**INSTRUCTIONS FOR THE TASK:** Filter the entries below, keeping only lines with the word "compte".

====== PROVIDED RECORDS ======

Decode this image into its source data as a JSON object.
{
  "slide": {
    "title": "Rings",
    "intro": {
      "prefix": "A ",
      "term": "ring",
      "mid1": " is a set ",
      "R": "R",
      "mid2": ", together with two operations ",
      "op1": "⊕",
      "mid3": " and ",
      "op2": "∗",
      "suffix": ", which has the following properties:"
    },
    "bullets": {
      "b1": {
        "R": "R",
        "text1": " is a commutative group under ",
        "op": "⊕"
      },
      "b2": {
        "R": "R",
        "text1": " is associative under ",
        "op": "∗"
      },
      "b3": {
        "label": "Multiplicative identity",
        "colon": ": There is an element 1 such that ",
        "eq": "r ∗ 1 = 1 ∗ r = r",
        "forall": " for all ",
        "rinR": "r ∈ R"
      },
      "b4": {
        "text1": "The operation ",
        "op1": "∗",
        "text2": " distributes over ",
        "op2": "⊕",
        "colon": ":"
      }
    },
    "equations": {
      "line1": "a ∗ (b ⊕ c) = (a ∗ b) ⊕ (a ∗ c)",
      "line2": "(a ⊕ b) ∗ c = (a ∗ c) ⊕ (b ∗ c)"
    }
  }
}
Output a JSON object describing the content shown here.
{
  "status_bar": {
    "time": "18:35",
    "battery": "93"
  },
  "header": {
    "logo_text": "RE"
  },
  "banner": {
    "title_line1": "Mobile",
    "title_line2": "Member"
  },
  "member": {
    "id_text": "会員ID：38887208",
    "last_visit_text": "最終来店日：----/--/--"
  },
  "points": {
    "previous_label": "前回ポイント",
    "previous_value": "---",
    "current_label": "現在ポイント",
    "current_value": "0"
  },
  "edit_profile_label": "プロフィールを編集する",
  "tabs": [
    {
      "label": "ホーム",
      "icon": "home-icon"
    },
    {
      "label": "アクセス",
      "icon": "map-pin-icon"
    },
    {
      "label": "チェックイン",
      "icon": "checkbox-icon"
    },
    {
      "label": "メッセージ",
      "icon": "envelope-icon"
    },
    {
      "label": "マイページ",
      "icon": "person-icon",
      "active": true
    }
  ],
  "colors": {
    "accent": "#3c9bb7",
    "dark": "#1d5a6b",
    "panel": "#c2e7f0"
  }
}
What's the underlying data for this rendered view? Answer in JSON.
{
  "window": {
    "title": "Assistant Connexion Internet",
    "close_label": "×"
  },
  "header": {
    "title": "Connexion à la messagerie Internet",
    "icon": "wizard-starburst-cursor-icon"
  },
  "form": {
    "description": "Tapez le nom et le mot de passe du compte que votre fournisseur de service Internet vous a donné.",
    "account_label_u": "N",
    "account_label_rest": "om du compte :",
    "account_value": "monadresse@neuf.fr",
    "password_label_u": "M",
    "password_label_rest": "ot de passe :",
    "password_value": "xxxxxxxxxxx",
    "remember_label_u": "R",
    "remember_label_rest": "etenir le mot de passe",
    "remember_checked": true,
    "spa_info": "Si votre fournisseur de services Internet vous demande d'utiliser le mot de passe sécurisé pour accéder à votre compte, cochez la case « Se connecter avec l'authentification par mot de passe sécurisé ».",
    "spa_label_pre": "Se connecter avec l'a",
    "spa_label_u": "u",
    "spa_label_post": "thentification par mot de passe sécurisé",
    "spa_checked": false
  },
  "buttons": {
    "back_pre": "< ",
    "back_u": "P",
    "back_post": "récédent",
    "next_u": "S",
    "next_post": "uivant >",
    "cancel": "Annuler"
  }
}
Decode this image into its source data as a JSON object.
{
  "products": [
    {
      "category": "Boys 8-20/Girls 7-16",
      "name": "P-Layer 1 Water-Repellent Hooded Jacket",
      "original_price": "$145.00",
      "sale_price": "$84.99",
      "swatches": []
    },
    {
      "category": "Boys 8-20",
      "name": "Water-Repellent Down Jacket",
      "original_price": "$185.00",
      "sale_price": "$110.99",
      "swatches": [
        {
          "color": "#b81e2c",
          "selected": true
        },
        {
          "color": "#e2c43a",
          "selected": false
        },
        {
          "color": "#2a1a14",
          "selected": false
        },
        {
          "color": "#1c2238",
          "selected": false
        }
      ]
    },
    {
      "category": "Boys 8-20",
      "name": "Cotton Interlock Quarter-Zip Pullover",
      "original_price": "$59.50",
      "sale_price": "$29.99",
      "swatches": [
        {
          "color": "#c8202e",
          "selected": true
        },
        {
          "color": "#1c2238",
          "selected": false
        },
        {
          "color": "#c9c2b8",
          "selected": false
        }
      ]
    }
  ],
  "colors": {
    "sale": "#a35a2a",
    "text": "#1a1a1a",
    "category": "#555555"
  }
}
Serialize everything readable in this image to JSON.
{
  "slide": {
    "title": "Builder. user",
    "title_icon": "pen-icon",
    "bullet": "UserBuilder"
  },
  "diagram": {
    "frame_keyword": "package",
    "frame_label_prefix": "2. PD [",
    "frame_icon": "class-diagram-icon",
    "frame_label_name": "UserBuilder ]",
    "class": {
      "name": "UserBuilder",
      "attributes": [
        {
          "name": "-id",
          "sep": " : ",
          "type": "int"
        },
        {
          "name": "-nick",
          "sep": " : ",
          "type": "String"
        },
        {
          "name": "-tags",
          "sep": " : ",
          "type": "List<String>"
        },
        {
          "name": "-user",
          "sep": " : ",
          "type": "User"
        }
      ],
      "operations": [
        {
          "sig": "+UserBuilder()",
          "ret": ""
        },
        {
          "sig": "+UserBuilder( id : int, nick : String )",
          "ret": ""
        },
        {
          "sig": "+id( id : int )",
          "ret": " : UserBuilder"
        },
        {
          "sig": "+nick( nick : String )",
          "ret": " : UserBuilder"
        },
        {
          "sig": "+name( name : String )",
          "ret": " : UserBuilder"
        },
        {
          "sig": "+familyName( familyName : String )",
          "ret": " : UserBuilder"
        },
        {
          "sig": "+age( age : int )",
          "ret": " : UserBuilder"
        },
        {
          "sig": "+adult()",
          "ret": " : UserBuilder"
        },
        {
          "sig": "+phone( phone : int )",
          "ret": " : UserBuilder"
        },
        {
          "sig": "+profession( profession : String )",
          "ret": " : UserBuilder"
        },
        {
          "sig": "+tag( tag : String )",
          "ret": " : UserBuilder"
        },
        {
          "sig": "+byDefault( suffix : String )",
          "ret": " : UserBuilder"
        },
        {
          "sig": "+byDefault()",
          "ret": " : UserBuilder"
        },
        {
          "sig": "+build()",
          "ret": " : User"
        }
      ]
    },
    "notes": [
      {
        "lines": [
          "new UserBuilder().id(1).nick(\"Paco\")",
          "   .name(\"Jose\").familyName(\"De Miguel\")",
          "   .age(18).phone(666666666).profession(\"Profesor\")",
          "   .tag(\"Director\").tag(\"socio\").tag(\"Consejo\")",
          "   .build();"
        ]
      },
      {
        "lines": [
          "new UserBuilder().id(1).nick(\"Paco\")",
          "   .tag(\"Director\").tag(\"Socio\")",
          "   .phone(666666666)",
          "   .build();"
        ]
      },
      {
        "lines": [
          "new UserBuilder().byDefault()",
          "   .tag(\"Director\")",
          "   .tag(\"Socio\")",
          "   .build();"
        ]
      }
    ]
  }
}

======

**EXPECTED OUTPUT:**
    "description": "Tapez le nom et le mot de passe du compte que votre fournisseur de service Internet vous a donné.",
    "account_label_rest": "om du compte :",
    "spa_info": "Si votre fournisseur de services Internet vous demande d'utiliser le mot de passe sécurisé pour accéder à votre compte, cochez la case « Se connecter avec l'authentification par mot de passe sécurisé ».",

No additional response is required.